→ DATASET RECORDS:
/---

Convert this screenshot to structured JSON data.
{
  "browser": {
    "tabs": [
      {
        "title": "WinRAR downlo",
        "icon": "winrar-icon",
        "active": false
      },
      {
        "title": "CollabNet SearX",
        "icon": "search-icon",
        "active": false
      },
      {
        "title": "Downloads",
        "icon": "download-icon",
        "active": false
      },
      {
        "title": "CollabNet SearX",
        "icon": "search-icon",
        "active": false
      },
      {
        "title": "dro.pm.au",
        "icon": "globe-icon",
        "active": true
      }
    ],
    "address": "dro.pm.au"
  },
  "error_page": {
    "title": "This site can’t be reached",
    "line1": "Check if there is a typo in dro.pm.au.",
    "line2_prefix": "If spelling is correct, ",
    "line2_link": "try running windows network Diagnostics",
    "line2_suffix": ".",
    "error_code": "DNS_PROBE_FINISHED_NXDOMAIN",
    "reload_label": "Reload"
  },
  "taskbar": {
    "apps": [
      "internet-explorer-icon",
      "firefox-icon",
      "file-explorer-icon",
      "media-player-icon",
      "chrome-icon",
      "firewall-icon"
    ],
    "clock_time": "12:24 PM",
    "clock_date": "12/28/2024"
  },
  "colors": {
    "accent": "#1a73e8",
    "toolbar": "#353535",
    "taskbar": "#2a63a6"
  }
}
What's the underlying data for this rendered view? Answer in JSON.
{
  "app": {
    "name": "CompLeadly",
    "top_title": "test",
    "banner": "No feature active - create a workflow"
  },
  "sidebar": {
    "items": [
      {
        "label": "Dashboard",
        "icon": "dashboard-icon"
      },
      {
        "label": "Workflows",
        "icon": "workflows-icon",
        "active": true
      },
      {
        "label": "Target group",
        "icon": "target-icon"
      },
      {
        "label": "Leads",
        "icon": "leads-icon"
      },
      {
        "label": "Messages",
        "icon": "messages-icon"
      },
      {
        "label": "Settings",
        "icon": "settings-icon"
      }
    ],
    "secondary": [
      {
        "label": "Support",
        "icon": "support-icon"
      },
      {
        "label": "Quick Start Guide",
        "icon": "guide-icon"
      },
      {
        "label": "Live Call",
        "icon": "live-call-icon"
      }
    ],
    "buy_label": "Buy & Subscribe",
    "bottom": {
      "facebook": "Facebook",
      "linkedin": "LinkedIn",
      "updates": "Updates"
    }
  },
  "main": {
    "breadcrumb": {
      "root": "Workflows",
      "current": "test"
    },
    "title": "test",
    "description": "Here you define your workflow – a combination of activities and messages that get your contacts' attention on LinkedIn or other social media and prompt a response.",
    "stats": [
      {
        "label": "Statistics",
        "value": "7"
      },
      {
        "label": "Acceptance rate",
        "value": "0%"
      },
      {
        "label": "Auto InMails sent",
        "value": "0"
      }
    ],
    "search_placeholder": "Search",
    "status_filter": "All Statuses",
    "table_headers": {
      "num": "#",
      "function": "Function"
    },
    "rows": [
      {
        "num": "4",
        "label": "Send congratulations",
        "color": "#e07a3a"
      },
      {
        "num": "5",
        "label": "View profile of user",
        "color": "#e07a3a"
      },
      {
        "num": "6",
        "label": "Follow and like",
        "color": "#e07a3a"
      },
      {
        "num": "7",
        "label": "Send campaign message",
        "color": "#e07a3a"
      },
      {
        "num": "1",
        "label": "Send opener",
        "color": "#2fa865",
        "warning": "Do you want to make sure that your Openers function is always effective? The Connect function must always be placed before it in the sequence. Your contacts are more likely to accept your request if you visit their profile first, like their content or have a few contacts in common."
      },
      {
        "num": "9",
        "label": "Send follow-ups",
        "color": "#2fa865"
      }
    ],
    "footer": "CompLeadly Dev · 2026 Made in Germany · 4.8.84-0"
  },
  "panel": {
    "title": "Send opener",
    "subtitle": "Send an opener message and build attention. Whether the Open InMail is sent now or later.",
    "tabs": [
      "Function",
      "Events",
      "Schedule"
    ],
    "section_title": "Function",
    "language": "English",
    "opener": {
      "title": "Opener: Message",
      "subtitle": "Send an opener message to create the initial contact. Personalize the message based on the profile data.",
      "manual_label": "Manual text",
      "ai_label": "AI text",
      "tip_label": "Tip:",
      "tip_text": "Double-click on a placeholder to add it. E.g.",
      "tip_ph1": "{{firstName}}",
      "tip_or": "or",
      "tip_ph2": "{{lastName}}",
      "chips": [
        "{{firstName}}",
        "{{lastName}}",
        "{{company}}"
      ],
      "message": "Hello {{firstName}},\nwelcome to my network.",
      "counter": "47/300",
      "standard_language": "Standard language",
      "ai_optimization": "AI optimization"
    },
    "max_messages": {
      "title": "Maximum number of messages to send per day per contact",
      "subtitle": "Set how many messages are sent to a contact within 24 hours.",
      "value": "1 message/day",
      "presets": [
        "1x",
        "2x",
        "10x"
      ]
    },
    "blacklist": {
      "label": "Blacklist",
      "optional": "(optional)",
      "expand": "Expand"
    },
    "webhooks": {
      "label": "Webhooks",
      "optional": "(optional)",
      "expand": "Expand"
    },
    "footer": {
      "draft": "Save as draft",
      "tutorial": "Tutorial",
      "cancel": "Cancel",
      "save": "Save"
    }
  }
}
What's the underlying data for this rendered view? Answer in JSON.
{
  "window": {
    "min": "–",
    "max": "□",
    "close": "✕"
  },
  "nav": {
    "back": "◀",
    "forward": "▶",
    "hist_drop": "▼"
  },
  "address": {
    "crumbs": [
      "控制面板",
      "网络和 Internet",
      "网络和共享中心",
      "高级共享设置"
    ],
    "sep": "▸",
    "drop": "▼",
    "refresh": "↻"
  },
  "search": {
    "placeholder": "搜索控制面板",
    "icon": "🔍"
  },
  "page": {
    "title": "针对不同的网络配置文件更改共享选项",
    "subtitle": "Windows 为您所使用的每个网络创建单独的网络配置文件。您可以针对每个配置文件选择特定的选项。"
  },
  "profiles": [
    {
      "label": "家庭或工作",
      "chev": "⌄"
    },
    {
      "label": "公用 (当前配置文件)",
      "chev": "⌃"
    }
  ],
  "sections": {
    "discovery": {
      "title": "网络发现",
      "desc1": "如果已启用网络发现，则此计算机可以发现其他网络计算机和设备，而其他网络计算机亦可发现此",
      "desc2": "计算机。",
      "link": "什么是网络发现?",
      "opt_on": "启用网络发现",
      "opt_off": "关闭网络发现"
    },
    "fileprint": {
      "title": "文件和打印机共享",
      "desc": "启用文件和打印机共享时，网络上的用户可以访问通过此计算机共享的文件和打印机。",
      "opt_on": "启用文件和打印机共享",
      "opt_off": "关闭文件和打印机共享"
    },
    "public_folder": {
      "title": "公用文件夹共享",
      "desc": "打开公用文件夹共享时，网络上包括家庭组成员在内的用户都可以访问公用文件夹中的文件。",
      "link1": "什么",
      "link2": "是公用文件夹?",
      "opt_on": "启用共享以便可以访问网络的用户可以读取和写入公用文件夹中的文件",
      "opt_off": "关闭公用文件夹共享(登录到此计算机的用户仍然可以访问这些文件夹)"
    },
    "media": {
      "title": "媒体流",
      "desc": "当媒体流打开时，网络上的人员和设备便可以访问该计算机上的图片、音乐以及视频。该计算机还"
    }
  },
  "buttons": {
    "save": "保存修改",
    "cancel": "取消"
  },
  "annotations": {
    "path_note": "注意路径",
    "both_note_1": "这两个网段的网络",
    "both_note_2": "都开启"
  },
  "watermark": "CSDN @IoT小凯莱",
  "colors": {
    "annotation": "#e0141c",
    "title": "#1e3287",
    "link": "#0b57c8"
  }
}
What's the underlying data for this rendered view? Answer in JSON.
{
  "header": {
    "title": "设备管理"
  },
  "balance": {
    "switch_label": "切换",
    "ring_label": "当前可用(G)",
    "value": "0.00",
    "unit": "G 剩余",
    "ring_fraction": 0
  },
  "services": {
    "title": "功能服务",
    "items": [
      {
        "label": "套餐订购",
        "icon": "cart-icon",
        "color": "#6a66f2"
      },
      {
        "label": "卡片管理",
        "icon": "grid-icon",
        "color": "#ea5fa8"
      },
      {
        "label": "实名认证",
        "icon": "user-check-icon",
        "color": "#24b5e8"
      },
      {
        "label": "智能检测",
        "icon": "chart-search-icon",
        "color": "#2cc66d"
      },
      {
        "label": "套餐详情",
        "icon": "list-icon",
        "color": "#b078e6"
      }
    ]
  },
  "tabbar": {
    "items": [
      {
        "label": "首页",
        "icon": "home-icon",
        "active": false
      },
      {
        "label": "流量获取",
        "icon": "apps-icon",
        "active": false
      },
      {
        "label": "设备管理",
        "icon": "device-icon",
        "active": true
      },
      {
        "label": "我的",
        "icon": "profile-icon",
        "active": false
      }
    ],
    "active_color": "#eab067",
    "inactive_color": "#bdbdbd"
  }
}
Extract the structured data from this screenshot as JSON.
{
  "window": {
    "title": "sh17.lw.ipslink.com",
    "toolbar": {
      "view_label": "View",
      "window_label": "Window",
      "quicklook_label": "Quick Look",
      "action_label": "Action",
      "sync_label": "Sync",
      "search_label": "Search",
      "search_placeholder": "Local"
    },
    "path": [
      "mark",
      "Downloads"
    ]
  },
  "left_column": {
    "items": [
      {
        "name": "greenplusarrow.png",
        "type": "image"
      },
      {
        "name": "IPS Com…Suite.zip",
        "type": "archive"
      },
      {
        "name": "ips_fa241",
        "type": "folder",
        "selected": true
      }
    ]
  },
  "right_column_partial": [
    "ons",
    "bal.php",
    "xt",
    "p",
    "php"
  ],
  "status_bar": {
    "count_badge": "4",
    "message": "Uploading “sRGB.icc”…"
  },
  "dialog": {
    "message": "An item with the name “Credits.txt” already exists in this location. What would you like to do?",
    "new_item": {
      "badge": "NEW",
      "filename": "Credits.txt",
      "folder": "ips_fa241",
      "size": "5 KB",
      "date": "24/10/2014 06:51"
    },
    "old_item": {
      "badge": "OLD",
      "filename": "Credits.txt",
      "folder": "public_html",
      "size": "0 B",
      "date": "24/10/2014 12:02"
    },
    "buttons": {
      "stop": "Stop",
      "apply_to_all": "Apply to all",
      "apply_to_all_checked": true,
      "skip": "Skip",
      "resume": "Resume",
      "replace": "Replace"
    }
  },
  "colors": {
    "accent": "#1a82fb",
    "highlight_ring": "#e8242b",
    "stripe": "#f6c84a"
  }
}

\---

→ AIM OF THE EXERCISE: Where a line contains "sent", copy that line.

→ RESULT OF THE EXERCISE:
        "label": "Auto InMails sent",
    "subtitle": "Send an opener message and build attention. Whether the Open InMail is sent now or later.",
      "subtitle": "Set how many messages are sent to a contact within 24 hours.",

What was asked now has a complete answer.